This command uses your GraphQL definitions to generate a Dart library specifically for your database. You use this library in your client app to perform all database operations.

You can generate libraries for multiple platforms, including Kotlin for Android, Swift for iOS, and JavaScript for web, by adding definitions to connector.yaml.

firebase dataconnect:sdk:generate
Auto-generated Dart SDK (excerpt)
class ExampleConnector {
  ListMoviesVariablesBuilder listMovies() {
    return ListMoviesVariablesBuilder(dataConnect);
  }

  // ...
}

7. Set up a Flutter app

Run these commands to set up the Flutter app to use your Firebase project.

When prompted by the flutterfire command, select the Firebase project you created earlier, and choose the platforms you want to target.

cd flutter_app
flutter pub add firebase_core firebase_data_connect
flutterfire configure

8. Write a sample Flutter client

Replace the contents of flutter_app/lib/main.dart with this simple Flutter app.

Notice that the app completes the necessary database access using a function from the generated SDK.

import 'package:firebase_core/firebase_core.dart';
import 'package:firebase_data_connect/firebase_data_connect.dart';
import 'package:flutter/material.dart';
import 'package:flutter_app/dataconnect_generated/generated.dart';
import 'package:flutter_app/firebase_options.dart';

class MyApp extends StatelessWidget {
  late final Future<QueryResult<ListMoviesData, void>>
  _movieListFuture;

  MyApp({super.key}) {
    _movieListFuture = ExampleConnector.instance
        .listMovies()
        .execute();
  }

  @override
  Widget build(BuildContext context) {
    return MaterialApp(
      home: FutureBuilder(
        future: _movieListFuture,
        builder: (context, snapshot) {
          if (snapshot.connectionState == ConnectionState.done) {
            return ListView.builder(
              scrollDirection: Axis.vertical,
              itemBuilder: (context, index) => Card(
                child: Text(
                  snapshot.data?.data.movies[index].title ?? "",
                ),
              ),
              itemCount: snapshot.data?.data.movies.length ?? 0,
            );
          }
          return const CircularProgressIndicator();
        },
      ),
    );
  }
}

Future<void> main() async {
  await Firebase.initializeApp(
    options: DefaultFirebaseOptions.currentPlatform,
  );
  runApp(MyApp());
}

9. Try the app

Start the development server to see the example app in action.

*SUPPLIED MATERIAL*
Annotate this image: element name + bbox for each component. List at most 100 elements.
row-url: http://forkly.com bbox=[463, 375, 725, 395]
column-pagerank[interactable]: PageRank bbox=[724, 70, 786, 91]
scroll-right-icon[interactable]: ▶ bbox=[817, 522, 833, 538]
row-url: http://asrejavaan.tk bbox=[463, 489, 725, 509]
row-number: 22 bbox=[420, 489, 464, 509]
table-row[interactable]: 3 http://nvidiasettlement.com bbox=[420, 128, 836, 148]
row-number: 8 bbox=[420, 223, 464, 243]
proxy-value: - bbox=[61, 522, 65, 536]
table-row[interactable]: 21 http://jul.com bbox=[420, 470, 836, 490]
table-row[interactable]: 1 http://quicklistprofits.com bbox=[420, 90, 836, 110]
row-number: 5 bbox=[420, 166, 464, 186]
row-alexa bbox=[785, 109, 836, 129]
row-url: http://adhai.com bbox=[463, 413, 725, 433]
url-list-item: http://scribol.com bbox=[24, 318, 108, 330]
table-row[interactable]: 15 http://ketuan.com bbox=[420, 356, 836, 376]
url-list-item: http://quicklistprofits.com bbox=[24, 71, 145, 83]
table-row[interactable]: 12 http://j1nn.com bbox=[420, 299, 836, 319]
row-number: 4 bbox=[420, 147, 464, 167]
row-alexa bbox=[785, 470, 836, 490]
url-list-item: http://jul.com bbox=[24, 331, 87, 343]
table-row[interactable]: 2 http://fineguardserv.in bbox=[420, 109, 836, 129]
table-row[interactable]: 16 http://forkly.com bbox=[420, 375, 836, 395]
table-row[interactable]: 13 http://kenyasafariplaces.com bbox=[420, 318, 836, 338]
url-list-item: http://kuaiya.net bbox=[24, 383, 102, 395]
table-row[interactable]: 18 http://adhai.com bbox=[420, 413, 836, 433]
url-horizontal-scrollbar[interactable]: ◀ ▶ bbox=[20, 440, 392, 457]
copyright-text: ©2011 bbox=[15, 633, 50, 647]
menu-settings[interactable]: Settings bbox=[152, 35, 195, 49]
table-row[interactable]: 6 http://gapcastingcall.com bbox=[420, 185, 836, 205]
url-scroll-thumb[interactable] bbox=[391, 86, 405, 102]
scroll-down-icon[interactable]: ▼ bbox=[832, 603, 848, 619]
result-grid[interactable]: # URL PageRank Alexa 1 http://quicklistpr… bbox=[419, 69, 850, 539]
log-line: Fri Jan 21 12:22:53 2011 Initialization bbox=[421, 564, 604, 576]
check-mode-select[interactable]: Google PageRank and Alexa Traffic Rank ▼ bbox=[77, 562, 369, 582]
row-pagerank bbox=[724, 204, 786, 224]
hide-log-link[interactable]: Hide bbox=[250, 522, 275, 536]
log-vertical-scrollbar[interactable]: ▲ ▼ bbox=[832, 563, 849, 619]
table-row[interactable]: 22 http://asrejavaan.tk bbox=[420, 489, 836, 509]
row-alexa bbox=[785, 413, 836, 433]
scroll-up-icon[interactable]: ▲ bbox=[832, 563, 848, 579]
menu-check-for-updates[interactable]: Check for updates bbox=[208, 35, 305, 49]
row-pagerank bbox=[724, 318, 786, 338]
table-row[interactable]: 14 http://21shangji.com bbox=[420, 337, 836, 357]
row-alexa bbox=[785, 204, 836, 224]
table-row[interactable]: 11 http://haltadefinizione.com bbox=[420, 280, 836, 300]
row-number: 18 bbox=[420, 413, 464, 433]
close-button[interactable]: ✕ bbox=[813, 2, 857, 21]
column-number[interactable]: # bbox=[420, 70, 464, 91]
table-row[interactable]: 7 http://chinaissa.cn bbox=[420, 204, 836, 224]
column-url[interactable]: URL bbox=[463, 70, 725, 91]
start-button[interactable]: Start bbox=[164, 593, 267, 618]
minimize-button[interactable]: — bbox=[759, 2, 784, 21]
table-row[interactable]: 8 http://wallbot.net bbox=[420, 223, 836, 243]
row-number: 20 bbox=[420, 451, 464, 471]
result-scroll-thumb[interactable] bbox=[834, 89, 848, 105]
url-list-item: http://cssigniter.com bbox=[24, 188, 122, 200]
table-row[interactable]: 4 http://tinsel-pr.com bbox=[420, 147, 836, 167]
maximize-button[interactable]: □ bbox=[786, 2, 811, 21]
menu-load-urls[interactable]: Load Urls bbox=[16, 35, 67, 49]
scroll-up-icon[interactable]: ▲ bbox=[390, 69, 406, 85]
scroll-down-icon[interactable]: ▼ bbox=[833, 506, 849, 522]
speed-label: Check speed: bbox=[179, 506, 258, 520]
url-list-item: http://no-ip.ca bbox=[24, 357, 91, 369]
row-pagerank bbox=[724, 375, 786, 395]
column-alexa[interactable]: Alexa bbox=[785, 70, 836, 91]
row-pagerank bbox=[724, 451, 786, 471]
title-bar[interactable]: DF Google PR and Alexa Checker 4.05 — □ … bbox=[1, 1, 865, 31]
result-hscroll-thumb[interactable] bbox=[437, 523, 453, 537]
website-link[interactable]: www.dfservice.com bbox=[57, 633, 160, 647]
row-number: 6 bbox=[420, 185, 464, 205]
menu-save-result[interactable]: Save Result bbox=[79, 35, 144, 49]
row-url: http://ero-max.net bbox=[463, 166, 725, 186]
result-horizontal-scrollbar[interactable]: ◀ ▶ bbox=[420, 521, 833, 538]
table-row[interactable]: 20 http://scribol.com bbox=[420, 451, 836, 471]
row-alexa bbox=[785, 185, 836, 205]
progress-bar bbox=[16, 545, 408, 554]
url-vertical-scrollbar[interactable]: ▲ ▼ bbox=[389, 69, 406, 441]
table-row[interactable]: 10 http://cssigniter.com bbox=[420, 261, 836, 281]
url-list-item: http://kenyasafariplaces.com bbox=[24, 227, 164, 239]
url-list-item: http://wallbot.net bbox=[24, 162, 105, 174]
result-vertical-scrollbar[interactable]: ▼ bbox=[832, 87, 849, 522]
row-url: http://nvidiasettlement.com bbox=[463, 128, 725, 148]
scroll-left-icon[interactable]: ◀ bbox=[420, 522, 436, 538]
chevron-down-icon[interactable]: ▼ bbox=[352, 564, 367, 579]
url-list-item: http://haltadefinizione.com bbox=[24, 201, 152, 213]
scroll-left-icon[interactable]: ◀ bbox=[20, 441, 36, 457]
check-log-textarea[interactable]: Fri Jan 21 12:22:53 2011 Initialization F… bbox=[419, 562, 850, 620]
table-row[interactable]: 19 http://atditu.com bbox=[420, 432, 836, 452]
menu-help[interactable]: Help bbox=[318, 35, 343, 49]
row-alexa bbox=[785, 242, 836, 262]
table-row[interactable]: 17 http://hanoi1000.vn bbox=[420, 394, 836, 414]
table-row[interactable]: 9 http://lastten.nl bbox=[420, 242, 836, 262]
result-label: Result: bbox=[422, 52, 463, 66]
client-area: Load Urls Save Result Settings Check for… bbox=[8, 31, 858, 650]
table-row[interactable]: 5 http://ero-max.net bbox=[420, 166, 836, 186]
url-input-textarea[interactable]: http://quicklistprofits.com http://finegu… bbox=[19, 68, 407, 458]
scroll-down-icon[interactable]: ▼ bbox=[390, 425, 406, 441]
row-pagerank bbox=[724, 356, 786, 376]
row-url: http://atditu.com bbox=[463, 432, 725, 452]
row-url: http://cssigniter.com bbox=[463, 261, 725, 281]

*THE PROBLEM*
Give every package path that the main.dart code in the Flutter setup text imports.

*RESPONSE*
- package:firebase_core/firebase_core.dart
- package:firebase_data_connect/firebase_data_connect.dart
- package:flutter/material.dart
- package:flutter_app/dataconnect_generated/generated.dart
- package:flutter_app/firebase_options.dart